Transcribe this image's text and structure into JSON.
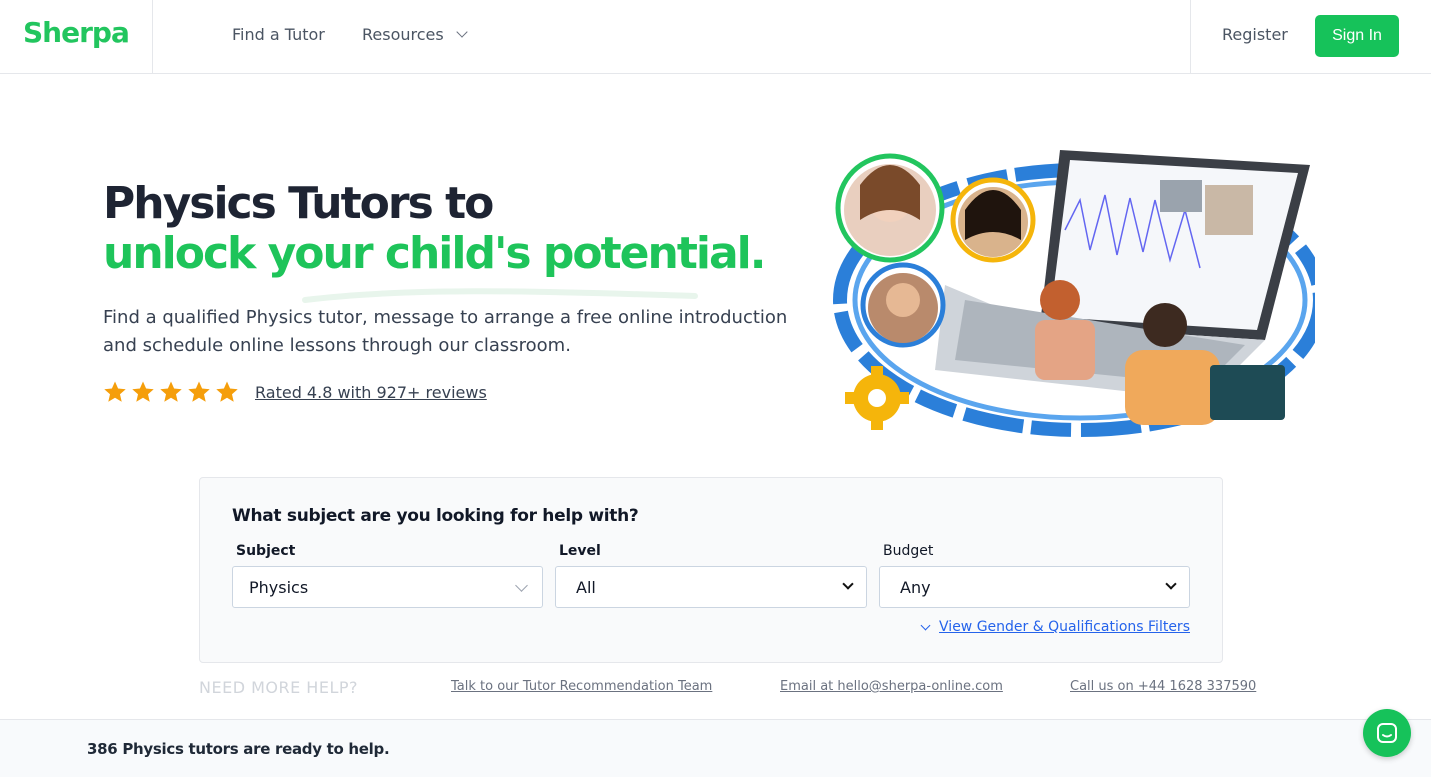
{
  "header": {
    "logo": "Sherpa",
    "nav": {
      "find_tutor": "Find a Tutor",
      "resources": "Resources"
    },
    "register": "Register",
    "sign_in": "Sign In"
  },
  "hero": {
    "title_line1": "Physics Tutors to",
    "title_line2": "unlock your child's potential.",
    "description": "Find a qualified Physics tutor, message to arrange a free online introduction and schedule online lessons through our classroom.",
    "rating_stars": 5,
    "rating_link": "Rated 4.8 with 927+ reviews"
  },
  "search": {
    "question": "What subject are you looking for help with?",
    "subject_label": "Subject",
    "subject_value": "Physics",
    "level_label": "Level",
    "level_value": "All",
    "budget_label": "Budget",
    "budget_value": "Any",
    "filters_link": "View Gender & Qualifications Filters"
  },
  "help": {
    "heading": "NEED MORE HELP?",
    "talk": "Talk to our Tutor Recommendation Team",
    "email": "Email at hello@sherpa-online.com",
    "call": "Call us on +44 1628 337590"
  },
  "bottom_bar": {
    "text": "386 Physics tutors are ready to help."
  },
  "colors": {
    "brand_green": "#16c25a",
    "headline_dark": "#1e2433",
    "link_blue": "#2563eb"
  },
  "icons": {
    "star": "star-icon",
    "chevron": "chevron-down-icon",
    "chat": "chat-icon"
  }
}
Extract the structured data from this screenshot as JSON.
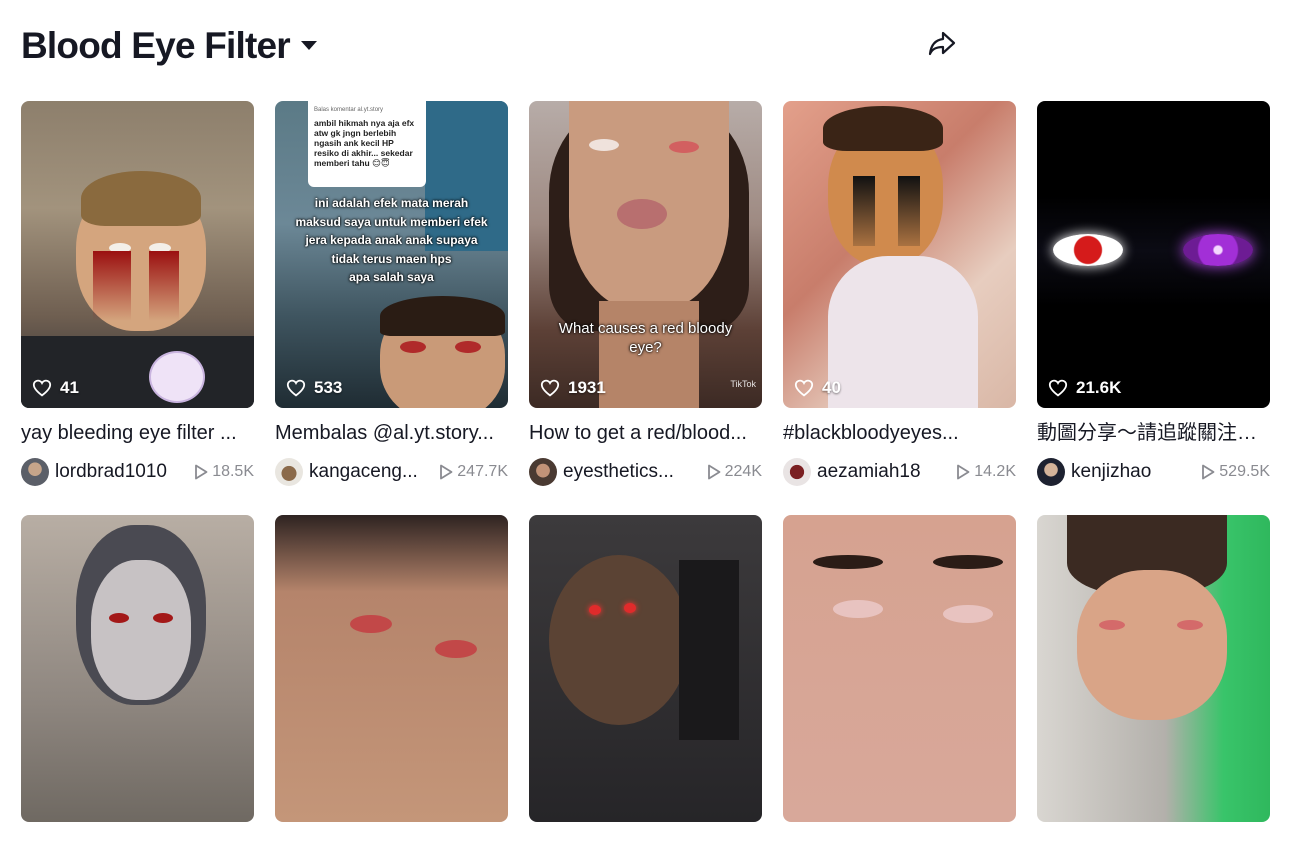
{
  "header": {
    "title": "Blood Eye Filter"
  },
  "icons": {
    "dropdown": "caret-down-icon",
    "share": "share-arrow-icon",
    "like": "heart-icon",
    "views": "play-icon"
  },
  "videos": [
    {
      "likes": "41",
      "caption": "yay bleeding eye filter ...",
      "user": "lordbrad1010",
      "views": "18.5K"
    },
    {
      "likes": "533",
      "caption": "Membalas @al.yt.story...",
      "user": "kangaceng...",
      "views": "247.7K",
      "reply_label": "Balas komentar al.yt.story",
      "reply_text": "ambil hikmah nya aja efx atw gk jngn berlebih ngasih ank kecil HP resiko di akhir... sekedar memberi tahu 😊😇",
      "overlay": [
        "ini adalah efek mata merah",
        "maksud saya untuk memberi efek",
        "jera kepada anak anak supaya",
        "tidak terus maen hps",
        "apa salah saya"
      ]
    },
    {
      "likes": "1931",
      "caption": "How to get a red/blood...",
      "user": "eyesthetics...",
      "views": "224K",
      "overlay": [
        "What causes a red bloody",
        "eye?"
      ],
      "watermark": "TikTok"
    },
    {
      "likes": "40",
      "caption": "#blackbloodyeyes...",
      "user": "aezamiah18",
      "views": "14.2K"
    },
    {
      "likes": "21.6K",
      "caption": "動圖分享～請追蹤關注呀...",
      "user": "kenjizhao",
      "views": "529.5K"
    },
    {
      "likes": "",
      "caption": "",
      "user": "",
      "views": ""
    },
    {
      "likes": "",
      "caption": "",
      "user": "",
      "views": ""
    },
    {
      "likes": "",
      "caption": "",
      "user": "",
      "views": ""
    },
    {
      "likes": "",
      "caption": "",
      "user": "",
      "views": ""
    },
    {
      "likes": "",
      "caption": "",
      "user": "",
      "views": ""
    }
  ]
}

● ● ●

* _Written exercise_:
Keep the pictures out of the copy and write out the data exactly as it stands.

* _Output of the exercise_:
Transcribe this image's text and structure into JSON.
{
  "header": {
    "logo": "Sherpa",
    "nav": {
      "find_tutor": "Find a Tutor",
      "resources": "Resources"
    },
    "register": "Register",
    "sign_in": "Sign In"
  },
  "hero": {
    "title_line1": "Physics Tutors to",
    "title_line2": "unlock your child's potential.",
    "description": "Find a qualified Physics tutor, message to arrange a free online introduction and schedule online lessons through our classroom.",
    "rating_stars": 5,
    "rating_link": "Rated 4.8 with 927+ reviews"
  },
  "search": {
    "question": "What subject are you looking for help with?",
    "subject_label": "Subject",
    "subject_value": "Physics",
    "level_label": "Level",
    "level_value": "All",
    "budget_label": "Budget",
    "budget_value": "Any",
    "filters_link": "View Gender & Qualifications Filters"
  },
  "help": {
    "heading": "NEED MORE HELP?",
    "talk": "Talk to our Tutor Recommendation Team",
    "email": "Email at hello@sherpa-online.com",
    "call": "Call us on +44 1628 337590"
  },
  "bottom_bar": {
    "text": "386 Physics tutors are ready to help."
  },
  "colors": {
    "brand_green": "#16c25a",
    "headline_dark": "#1e2433",
    "link_blue": "#2563eb"
  },
  "icons": {
    "star": "star-icon",
    "chevron": "chevron-down-icon",
    "chat": "chat-icon"
  }
}
Extract the structured data from this screenshot as JSON.
{
  "header": {
    "title": "Blood Eye Filter"
  },
  "icons": {
    "dropdown": "caret-down-icon",
    "share": "share-arrow-icon",
    "like": "heart-icon",
    "views": "play-icon"
  },
  "videos": [
    {
      "likes": "41",
      "caption": "yay bleeding eye filter ...",
      "user": "lordbrad1010",
      "views": "18.5K"
    },
    {
      "likes": "533",
      "caption": "Membalas @al.yt.story...",
      "user": "kangaceng...",
      "views": "247.7K",
      "reply_label": "Balas komentar al.yt.story",
      "reply_text": "ambil hikmah nya aja efx atw gk jngn berlebih ngasih ank kecil HP resiko di akhir... sekedar memberi tahu 😊😇",
      "overlay": [
        "ini adalah efek mata merah",
        "maksud saya untuk memberi efek",
        "jera kepada anak anak supaya",
        "tidak terus maen hps",
        "apa salah saya"
      ]
    },
    {
      "likes": "1931",
      "caption": "How to get a red/blood...",
      "user": "eyesthetics...",
      "views": "224K",
      "overlay": [
        "What causes a red bloody",
        "eye?"
      ],
      "watermark": "TikTok"
    },
    {
      "likes": "40",
      "caption": "#blackbloodyeyes...",
      "user": "aezamiah18",
      "views": "14.2K"
    },
    {
      "likes": "21.6K",
      "caption": "動圖分享～請追蹤關注呀...",
      "user": "kenjizhao",
      "views": "529.5K"
    },
    {
      "likes": "",
      "caption": "",
      "user": "",
      "views": ""
    },
    {
      "likes": "",
      "caption": "",
      "user": "",
      "views": ""
    },
    {
      "likes": "",
      "caption": "",
      "user": "",
      "views": ""
    },
    {
      "likes": "",
      "caption": "",
      "user": "",
      "views": ""
    },
    {
      "likes": "",
      "caption": "",
      "user": "",
      "views": ""
    }
  ]
}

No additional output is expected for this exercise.